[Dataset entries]
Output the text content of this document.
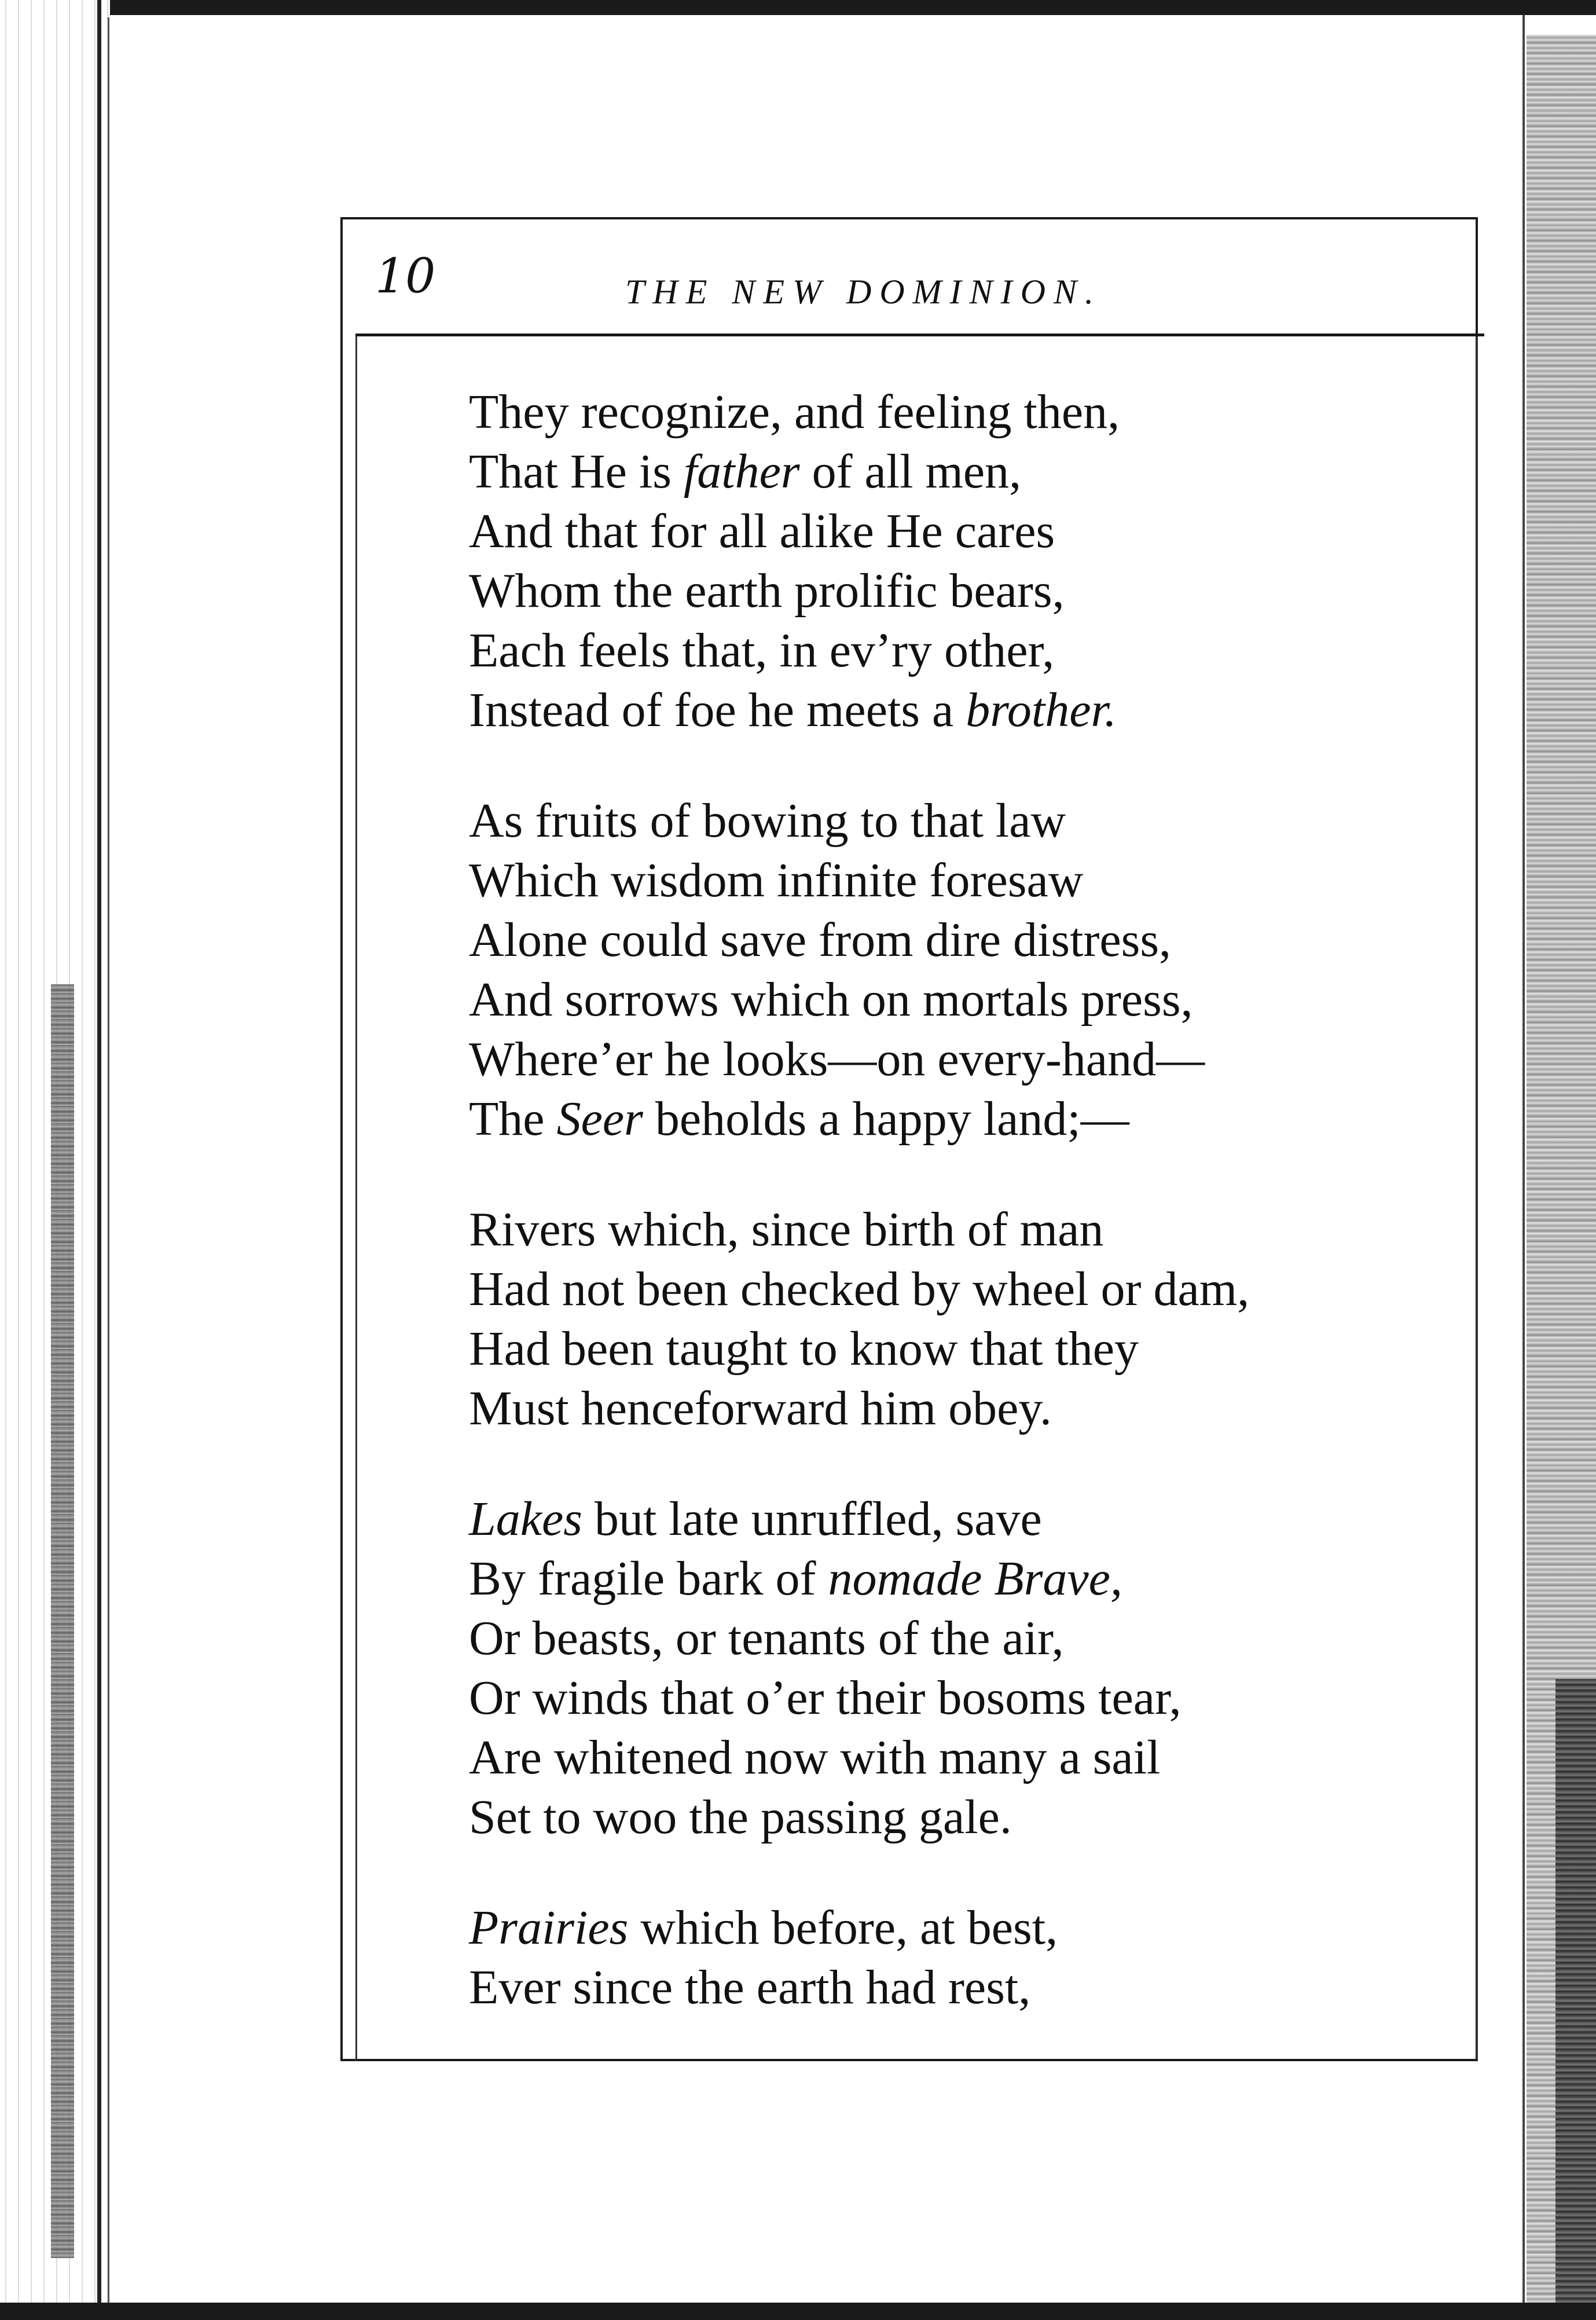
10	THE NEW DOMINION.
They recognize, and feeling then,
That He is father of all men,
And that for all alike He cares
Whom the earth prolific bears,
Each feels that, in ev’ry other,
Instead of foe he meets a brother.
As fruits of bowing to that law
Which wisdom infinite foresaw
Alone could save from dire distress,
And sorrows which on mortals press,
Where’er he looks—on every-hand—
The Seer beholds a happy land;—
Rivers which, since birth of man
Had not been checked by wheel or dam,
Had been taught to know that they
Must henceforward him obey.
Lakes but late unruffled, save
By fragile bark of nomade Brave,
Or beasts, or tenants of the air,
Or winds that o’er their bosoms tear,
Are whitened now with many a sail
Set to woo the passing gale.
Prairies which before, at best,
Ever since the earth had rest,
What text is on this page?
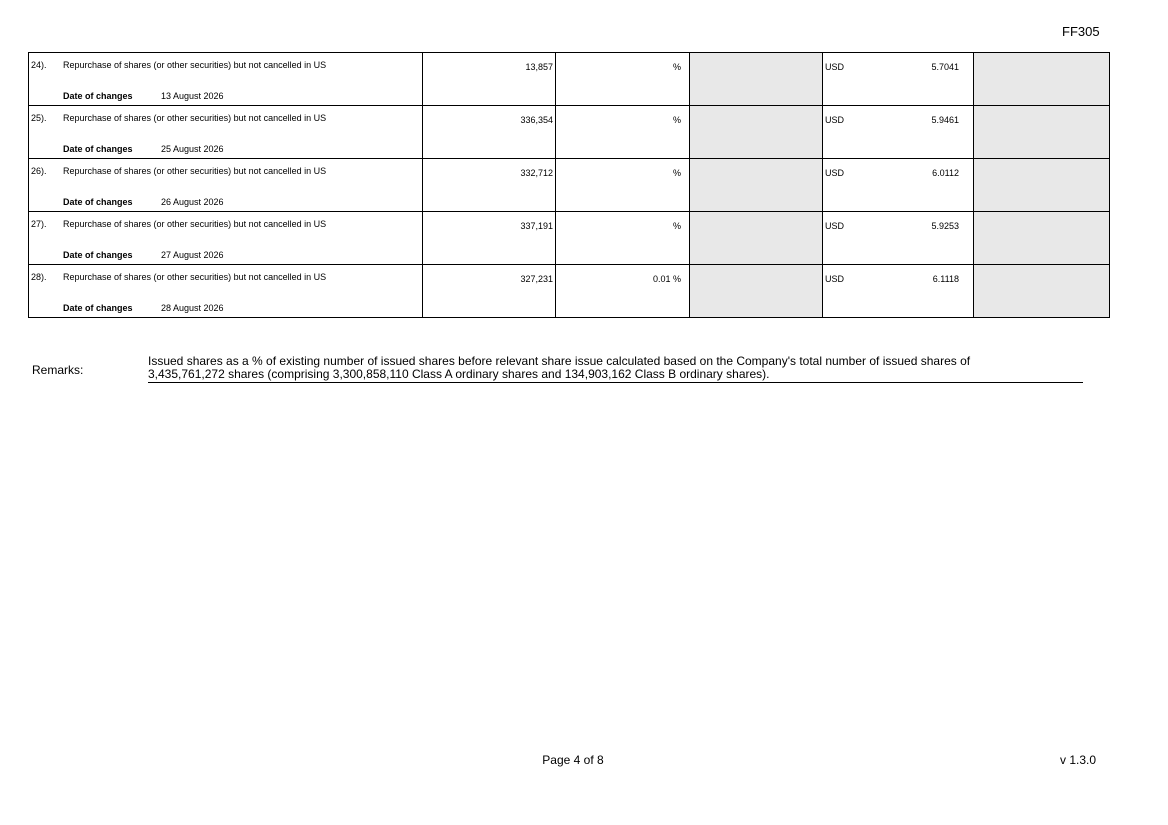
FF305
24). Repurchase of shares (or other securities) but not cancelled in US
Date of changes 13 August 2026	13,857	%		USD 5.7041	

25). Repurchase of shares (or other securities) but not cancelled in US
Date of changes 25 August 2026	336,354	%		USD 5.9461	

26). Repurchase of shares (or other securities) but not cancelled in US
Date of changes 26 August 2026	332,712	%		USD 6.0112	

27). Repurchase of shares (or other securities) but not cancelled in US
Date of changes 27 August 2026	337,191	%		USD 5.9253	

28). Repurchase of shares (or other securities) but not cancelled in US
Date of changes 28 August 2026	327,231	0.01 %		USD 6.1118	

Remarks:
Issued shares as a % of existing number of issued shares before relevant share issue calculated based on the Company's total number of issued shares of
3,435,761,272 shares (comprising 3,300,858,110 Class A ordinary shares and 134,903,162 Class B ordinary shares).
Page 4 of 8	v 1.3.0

* _Set task_
Locate and copy each line in the data above that includes the word "securities".

* _Full response_
24). Repurchase of shares (or other securities) but not cancelled in US
25). Repurchase of shares (or other securities) but not cancelled in US
26). Repurchase of shares (or other securities) but not cancelled in US
27). Repurchase of shares (or other securities) but not cancelled in US
28). Repurchase of shares (or other securities) but not cancelled in US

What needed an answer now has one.